(Rows from a dataset)
────────
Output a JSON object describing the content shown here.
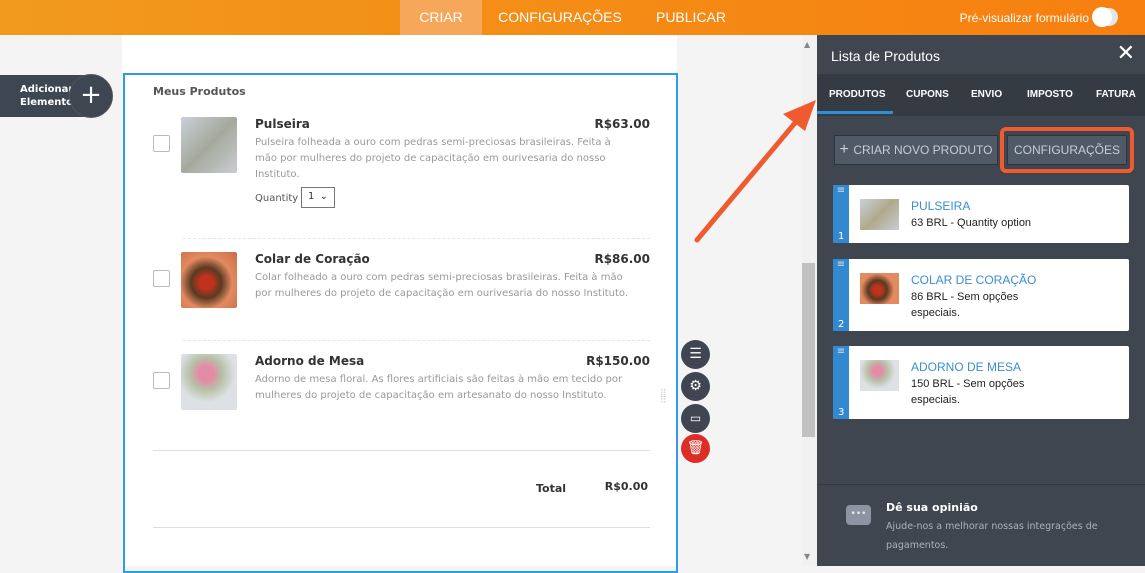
{
  "topbar": {
    "tabs": [
      {
        "label": "CRIAR"
      },
      {
        "label": "CONFIGURAÇÕES"
      },
      {
        "label": "PUBLICAR"
      }
    ],
    "preview_label": "Pré-visualizar formulário"
  },
  "add_element": {
    "label": "Adicionar Elemento",
    "icon": "plus-icon"
  },
  "form": {
    "title": "Meus Produtos",
    "products": [
      {
        "name": "Pulseira",
        "price": "R$63.00",
        "description": "Pulseira folheada a ouro com pedras semi-preciosas brasileiras. Feita à mão por mulheres do projeto de capacitação em ourivesaria do nosso Instituto.",
        "quantity_label": "Quantity",
        "quantity_value": "1"
      },
      {
        "name": "Colar de Coração",
        "price": "R$86.00",
        "description": "Colar folheado a ouro com pedras semi-preciosas brasileiras. Feita à mão por mulheres do projeto de capacitação em ourivesaria do nosso Instituto."
      },
      {
        "name": "Adorno de Mesa",
        "price": "R$150.00",
        "description": "Adorno de mesa floral. As flores artificiais são feitas à mão em tecido por mulheres do projeto de capacitação em artesanato do nosso Instituto."
      }
    ],
    "total_label": "Total",
    "total_value": "R$0.00"
  },
  "panel": {
    "title": "Lista de Produtos",
    "tabs": [
      "PRODUTOS",
      "CUPONS",
      "ENVIO",
      "IMPOSTO",
      "FATURA"
    ],
    "create_button": "CRIAR NOVO PRODUTO",
    "settings_button": "CONFIGURAÇÕES",
    "items": [
      {
        "num": "1",
        "name": "PULSEIRA",
        "desc": "63 BRL - Quantity option"
      },
      {
        "num": "2",
        "name": "COLAR DE CORAÇÃO",
        "desc": "86 BRL - Sem opções especiais."
      },
      {
        "num": "3",
        "name": "ADORNO DE MESA",
        "desc": "150 BRL - Sem opções especiais."
      }
    ],
    "feedback_title": "Dê sua opinião",
    "feedback_desc": "Ajude-nos a melhorar nossas integrações de pagamentos."
  },
  "colors": {
    "accent": "#f7820f",
    "highlight": "#ef5b2f",
    "link": "#3a8ed1",
    "panel": "#3f4650"
  }
}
────────
#### TASK PROMPT:
Reproduce the records verbatim, omitting all images they contain.

#### ANSWER TO THE TASK:
Output a JSON object describing the content shown here.
{
  "topbar": {
    "tabs": [
      {
        "label": "CRIAR"
      },
      {
        "label": "CONFIGURAÇÕES"
      },
      {
        "label": "PUBLICAR"
      }
    ],
    "preview_label": "Pré-visualizar formulário"
  },
  "add_element": {
    "label": "Adicionar Elemento",
    "icon": "plus-icon"
  },
  "form": {
    "title": "Meus Produtos",
    "products": [
      {
        "name": "Pulseira",
        "price": "R$63.00",
        "description": "Pulseira folheada a ouro com pedras semi-preciosas brasileiras. Feita à mão por mulheres do projeto de capacitação em ourivesaria do nosso Instituto.",
        "quantity_label": "Quantity",
        "quantity_value": "1"
      },
      {
        "name": "Colar de Coração",
        "price": "R$86.00",
        "description": "Colar folheado a ouro com pedras semi-preciosas brasileiras. Feita à mão por mulheres do projeto de capacitação em ourivesaria do nosso Instituto."
      },
      {
        "name": "Adorno de Mesa",
        "price": "R$150.00",
        "description": "Adorno de mesa floral. As flores artificiais são feitas à mão em tecido por mulheres do projeto de capacitação em artesanato do nosso Instituto."
      }
    ],
    "total_label": "Total",
    "total_value": "R$0.00"
  },
  "panel": {
    "title": "Lista de Produtos",
    "tabs": [
      "PRODUTOS",
      "CUPONS",
      "ENVIO",
      "IMPOSTO",
      "FATURA"
    ],
    "create_button": "CRIAR NOVO PRODUTO",
    "settings_button": "CONFIGURAÇÕES",
    "items": [
      {
        "num": "1",
        "name": "PULSEIRA",
        "desc": "63 BRL - Quantity option"
      },
      {
        "num": "2",
        "name": "COLAR DE CORAÇÃO",
        "desc": "86 BRL - Sem opções especiais."
      },
      {
        "num": "3",
        "name": "ADORNO DE MESA",
        "desc": "150 BRL - Sem opções especiais."
      }
    ],
    "feedback_title": "Dê sua opinião",
    "feedback_desc": "Ajude-nos a melhorar nossas integrações de pagamentos."
  },
  "colors": {
    "accent": "#f7820f",
    "highlight": "#ef5b2f",
    "link": "#3a8ed1",
    "panel": "#3f4650"
  }
}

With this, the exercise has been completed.